(Stored data)
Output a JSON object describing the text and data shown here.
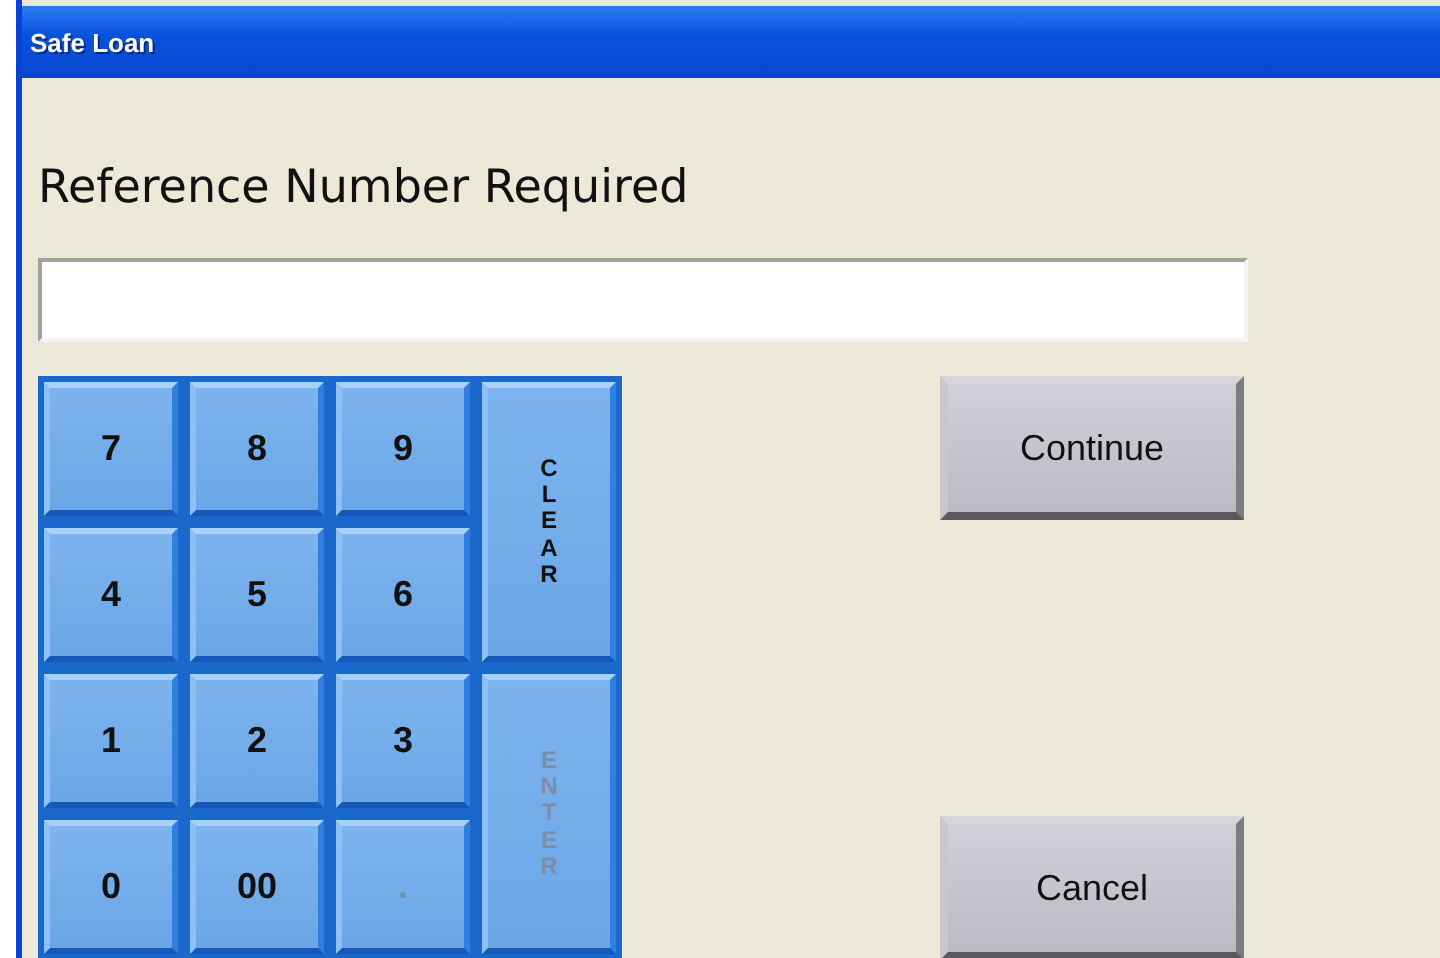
{
  "window": {
    "title": "Safe Loan"
  },
  "prompt": "Reference Number Required",
  "keypad": [
    {
      "label": "7",
      "kind": "key",
      "disabled": false
    },
    {
      "label": "8",
      "kind": "key",
      "disabled": false
    },
    {
      "label": "9",
      "kind": "key",
      "disabled": false
    },
    {
      "label": "CLEAR",
      "kind": "tall",
      "disabled": false
    },
    {
      "label": "4",
      "kind": "key",
      "disabled": false
    },
    {
      "label": "5",
      "kind": "key",
      "disabled": false
    },
    {
      "label": "6",
      "kind": "key",
      "disabled": false
    },
    {
      "label": "1",
      "kind": "key",
      "disabled": false
    },
    {
      "label": "2",
      "kind": "key",
      "disabled": false
    },
    {
      "label": "3",
      "kind": "key",
      "disabled": false
    },
    {
      "label": "ENTER",
      "kind": "tall",
      "disabled": true
    },
    {
      "label": "0",
      "kind": "key",
      "disabled": false
    },
    {
      "label": "00",
      "kind": "key",
      "disabled": false
    },
    {
      "label": ".",
      "kind": "key",
      "disabled": true
    }
  ],
  "buttons": [
    "Continue",
    "Cancel"
  ]
}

(WHAT IS BEING ASKED)
Make a word-for-word copy of the entries, without any pictures.

(WRITTEN RESPONSE)
Output a JSON object describing the text and data shown here.
{
  "window": {
    "title": "Safe Loan"
  },
  "prompt": "Reference Number Required",
  "keypad": [
    {
      "label": "7",
      "kind": "key",
      "disabled": false
    },
    {
      "label": "8",
      "kind": "key",
      "disabled": false
    },
    {
      "label": "9",
      "kind": "key",
      "disabled": false
    },
    {
      "label": "CLEAR",
      "kind": "tall",
      "disabled": false
    },
    {
      "label": "4",
      "kind": "key",
      "disabled": false
    },
    {
      "label": "5",
      "kind": "key",
      "disabled": false
    },
    {
      "label": "6",
      "kind": "key",
      "disabled": false
    },
    {
      "label": "1",
      "kind": "key",
      "disabled": false
    },
    {
      "label": "2",
      "kind": "key",
      "disabled": false
    },
    {
      "label": "3",
      "kind": "key",
      "disabled": false
    },
    {
      "label": "ENTER",
      "kind": "tall",
      "disabled": true
    },
    {
      "label": "0",
      "kind": "key",
      "disabled": false
    },
    {
      "label": "00",
      "kind": "key",
      "disabled": false
    },
    {
      "label": ".",
      "kind": "key",
      "disabled": true
    }
  ],
  "buttons": [
    "Continue",
    "Cancel"
  ]
}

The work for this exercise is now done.